>>

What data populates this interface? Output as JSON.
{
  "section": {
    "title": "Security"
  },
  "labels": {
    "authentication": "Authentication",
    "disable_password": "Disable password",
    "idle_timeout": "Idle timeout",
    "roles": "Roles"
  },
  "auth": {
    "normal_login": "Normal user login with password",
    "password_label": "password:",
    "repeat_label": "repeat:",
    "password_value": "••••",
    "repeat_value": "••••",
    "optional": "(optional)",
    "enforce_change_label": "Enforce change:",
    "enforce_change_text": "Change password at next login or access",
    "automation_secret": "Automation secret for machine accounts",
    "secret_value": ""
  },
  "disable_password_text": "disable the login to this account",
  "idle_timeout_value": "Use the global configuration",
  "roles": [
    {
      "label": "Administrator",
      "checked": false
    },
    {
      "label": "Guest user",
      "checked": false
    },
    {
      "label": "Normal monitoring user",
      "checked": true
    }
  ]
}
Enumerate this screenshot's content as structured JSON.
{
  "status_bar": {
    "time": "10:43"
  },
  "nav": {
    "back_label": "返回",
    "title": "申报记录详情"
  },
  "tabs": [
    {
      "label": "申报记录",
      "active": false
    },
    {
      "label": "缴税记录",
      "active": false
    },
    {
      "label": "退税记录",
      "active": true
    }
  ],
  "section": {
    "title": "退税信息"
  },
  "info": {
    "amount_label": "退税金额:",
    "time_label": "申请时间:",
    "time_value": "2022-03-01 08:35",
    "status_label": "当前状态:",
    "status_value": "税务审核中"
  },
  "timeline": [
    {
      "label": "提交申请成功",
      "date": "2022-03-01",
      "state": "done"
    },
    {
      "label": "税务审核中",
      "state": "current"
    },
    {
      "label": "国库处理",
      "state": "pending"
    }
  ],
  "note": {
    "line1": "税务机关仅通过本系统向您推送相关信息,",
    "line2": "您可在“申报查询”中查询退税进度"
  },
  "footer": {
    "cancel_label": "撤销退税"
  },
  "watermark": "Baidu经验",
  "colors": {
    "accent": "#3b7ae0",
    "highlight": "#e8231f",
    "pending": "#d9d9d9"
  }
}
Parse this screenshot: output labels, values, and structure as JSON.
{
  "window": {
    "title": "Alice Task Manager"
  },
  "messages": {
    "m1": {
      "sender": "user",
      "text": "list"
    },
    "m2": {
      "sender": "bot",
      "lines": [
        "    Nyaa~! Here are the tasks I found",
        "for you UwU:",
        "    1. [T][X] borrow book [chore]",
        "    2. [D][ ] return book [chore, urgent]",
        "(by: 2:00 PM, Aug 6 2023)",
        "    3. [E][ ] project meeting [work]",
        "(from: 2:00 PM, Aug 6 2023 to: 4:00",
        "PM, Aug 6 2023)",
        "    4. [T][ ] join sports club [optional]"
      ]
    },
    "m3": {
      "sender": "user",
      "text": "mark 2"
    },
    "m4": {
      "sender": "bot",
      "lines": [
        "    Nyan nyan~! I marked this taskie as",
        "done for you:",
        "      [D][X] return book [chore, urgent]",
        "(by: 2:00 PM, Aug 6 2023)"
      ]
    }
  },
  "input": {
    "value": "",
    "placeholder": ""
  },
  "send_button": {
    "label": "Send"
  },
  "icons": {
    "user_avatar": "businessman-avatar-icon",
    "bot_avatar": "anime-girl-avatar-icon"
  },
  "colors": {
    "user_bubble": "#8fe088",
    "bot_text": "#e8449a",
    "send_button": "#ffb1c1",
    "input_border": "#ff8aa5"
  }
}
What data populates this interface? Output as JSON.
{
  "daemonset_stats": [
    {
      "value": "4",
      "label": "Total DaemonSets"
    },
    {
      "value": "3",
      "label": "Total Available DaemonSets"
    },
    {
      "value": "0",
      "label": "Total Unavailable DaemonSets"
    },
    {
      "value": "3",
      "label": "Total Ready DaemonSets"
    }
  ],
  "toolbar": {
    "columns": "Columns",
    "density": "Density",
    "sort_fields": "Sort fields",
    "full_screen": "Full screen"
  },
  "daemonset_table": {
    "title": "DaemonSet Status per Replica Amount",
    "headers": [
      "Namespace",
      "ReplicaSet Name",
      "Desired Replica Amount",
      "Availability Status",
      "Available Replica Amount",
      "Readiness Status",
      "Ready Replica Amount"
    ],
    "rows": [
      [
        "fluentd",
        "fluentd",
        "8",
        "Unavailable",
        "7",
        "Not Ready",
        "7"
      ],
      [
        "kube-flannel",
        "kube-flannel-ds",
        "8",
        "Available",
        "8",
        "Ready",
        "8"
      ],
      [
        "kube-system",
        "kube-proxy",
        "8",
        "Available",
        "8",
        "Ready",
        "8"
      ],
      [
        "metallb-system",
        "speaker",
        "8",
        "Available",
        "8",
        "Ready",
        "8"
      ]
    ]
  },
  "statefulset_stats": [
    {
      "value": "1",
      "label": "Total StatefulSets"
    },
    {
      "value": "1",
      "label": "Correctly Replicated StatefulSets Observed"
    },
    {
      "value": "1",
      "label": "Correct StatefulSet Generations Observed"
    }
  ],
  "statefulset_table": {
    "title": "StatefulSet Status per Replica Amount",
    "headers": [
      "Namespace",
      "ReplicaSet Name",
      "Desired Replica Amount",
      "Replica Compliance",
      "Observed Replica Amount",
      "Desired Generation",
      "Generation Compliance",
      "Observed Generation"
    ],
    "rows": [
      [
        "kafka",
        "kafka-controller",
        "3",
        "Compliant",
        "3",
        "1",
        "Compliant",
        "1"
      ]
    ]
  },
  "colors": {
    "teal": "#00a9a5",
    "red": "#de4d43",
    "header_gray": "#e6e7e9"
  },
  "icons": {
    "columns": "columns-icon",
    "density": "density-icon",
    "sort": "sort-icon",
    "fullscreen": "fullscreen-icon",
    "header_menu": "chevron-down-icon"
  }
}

<<

_Work to do_. Extract, word for word, each line of the listing above.

_The answer_.
What data populates this interface? Output as JSON.
{
  "section": {
    "title": "Security"
  },
  "labels": {
    "authentication": "Authentication",
    "disable_password": "Disable password",
    "idle_timeout": "Idle timeout",
    "roles": "Roles"
  },
  "auth": {
    "normal_login": "Normal user login with password",
    "password_label": "password:",
    "repeat_label": "repeat:",
    "password_value": "••••",
    "repeat_value": "••••",
    "optional": "(optional)",
    "enforce_change_label": "Enforce change:",
    "enforce_change_text": "Change password at next login or access",
    "automation_secret": "Automation secret for machine accounts",
    "secret_value": ""
  },
  "disable_password_text": "disable the login to this account",
  "idle_timeout_value": "Use the global configuration",
  "roles": [
    {
      "label": "Administrator",
      "checked": false
    },
    {
      "label": "Guest user",
      "checked": false
    },
    {
      "label": "Normal monitoring user",
      "checked": true
    }
  ]
}
Enumerate this screenshot's content as structured JSON.
{
  "status_bar": {
    "time": "10:43"
  },
  "nav": {
    "back_label": "返回",
    "title": "申报记录详情"
  },
  "tabs": [
    {
      "label": "申报记录",
      "active": false
    },
    {
      "label": "缴税记录",
      "active": false
    },
    {
      "label": "退税记录",
      "active": true
    }
  ],
  "section": {
    "title": "退税信息"
  },
  "info": {
    "amount_label": "退税金额:",
    "time_label": "申请时间:",
    "time_value": "2022-03-01 08:35",
    "status_label": "当前状态:",
    "status_value": "税务审核中"
  },
  "timeline": [
    {
      "label": "提交申请成功",
      "date": "2022-03-01",
      "state": "done"
    },
    {
      "label": "税务审核中",
      "state": "current"
    },
    {
      "label": "国库处理",
      "state": "pending"
    }
  ],
  "note": {
    "line1": "税务机关仅通过本系统向您推送相关信息,",
    "line2": "您可在“申报查询”中查询退税进度"
  },
  "footer": {
    "cancel_label": "撤销退税"
  },
  "watermark": "Baidu经验",
  "colors": {
    "accent": "#3b7ae0",
    "highlight": "#e8231f",
    "pending": "#d9d9d9"
  }
}
Parse this screenshot: output labels, values, and structure as JSON.
{
  "window": {
    "title": "Alice Task Manager"
  },
  "messages": {
    "m1": {
      "sender": "user",
      "text": "list"
    },
    "m2": {
      "sender": "bot",
      "lines": [
        "    Nyaa~! Here are the tasks I found",
        "for you UwU:",
        "    1. [T][X] borrow book [chore]",
        "    2. [D][ ] return book [chore, urgent]",
        "(by: 2:00 PM, Aug 6 2023)",
        "    3. [E][ ] project meeting [work]",
        "(from: 2:00 PM, Aug 6 2023 to: 4:00",
        "PM, Aug 6 2023)",
        "    4. [T][ ] join sports club [optional]"
      ]
    },
    "m3": {
      "sender": "user",
      "text": "mark 2"
    },
    "m4": {
      "sender": "bot",
      "lines": [
        "    Nyan nyan~! I marked this taskie as",
        "done for you:",
        "      [D][X] return book [chore, urgent]",
        "(by: 2:00 PM, Aug 6 2023)"
      ]
    }
  },
  "input": {
    "value": "",
    "placeholder": ""
  },
  "send_button": {
    "label": "Send"
  },
  "icons": {
    "user_avatar": "businessman-avatar-icon",
    "bot_avatar": "anime-girl-avatar-icon"
  },
  "colors": {
    "user_bubble": "#8fe088",
    "bot_text": "#e8449a",
    "send_button": "#ffb1c1",
    "input_border": "#ff8aa5"
  }
}
What data populates this interface? Output as JSON.
{
  "daemonset_stats": [
    {
      "value": "4",
      "label": "Total DaemonSets"
    },
    {
      "value": "3",
      "label": "Total Available DaemonSets"
    },
    {
      "value": "0",
      "label": "Total Unavailable DaemonSets"
    },
    {
      "value": "3",
      "label": "Total Ready DaemonSets"
    }
  ],
  "toolbar": {
    "columns": "Columns",
    "density": "Density",
    "sort_fields": "Sort fields",
    "full_screen": "Full screen"
  },
  "daemonset_table": {
    "title": "DaemonSet Status per Replica Amount",
    "headers": [
      "Namespace",
      "ReplicaSet Name",
      "Desired Replica Amount",
      "Availability Status",
      "Available Replica Amount",
      "Readiness Status",
      "Ready Replica Amount"
    ],
    "rows": [
      [
        "fluentd",
        "fluentd",
        "8",
        "Unavailable",
        "7",
        "Not Ready",
        "7"
      ],
      [
        "kube-flannel",
        "kube-flannel-ds",
        "8",
        "Available",
        "8",
        "Ready",
        "8"
      ],
      [
        "kube-system",
        "kube-proxy",
        "8",
        "Available",
        "8",
        "Ready",
        "8"
      ],
      [
        "metallb-system",
        "speaker",
        "8",
        "Available",
        "8",
        "Ready",
        "8"
      ]
    ]
  },
  "statefulset_stats": [
    {
      "value": "1",
      "label": "Total StatefulSets"
    },
    {
      "value": "1",
      "label": "Correctly Replicated StatefulSets Observed"
    },
    {
      "value": "1",
      "label": "Correct StatefulSet Generations Observed"
    }
  ],
  "statefulset_table": {
    "title": "StatefulSet Status per Replica Amount",
    "headers": [
      "Namespace",
      "ReplicaSet Name",
      "Desired Replica Amount",
      "Replica Compliance",
      "Observed Replica Amount",
      "Desired Generation",
      "Generation Compliance",
      "Observed Generation"
    ],
    "rows": [
      [
        "kafka",
        "kafka-controller",
        "3",
        "Compliant",
        "3",
        "1",
        "Compliant",
        "1"
      ]
    ]
  },
  "colors": {
    "teal": "#00a9a5",
    "red": "#de4d43",
    "header_gray": "#e6e7e9"
  },
  "icons": {
    "columns": "columns-icon",
    "density": "density-icon",
    "sort": "sort-icon",
    "fullscreen": "fullscreen-icon",
    "header_menu": "chevron-down-icon"
  }
}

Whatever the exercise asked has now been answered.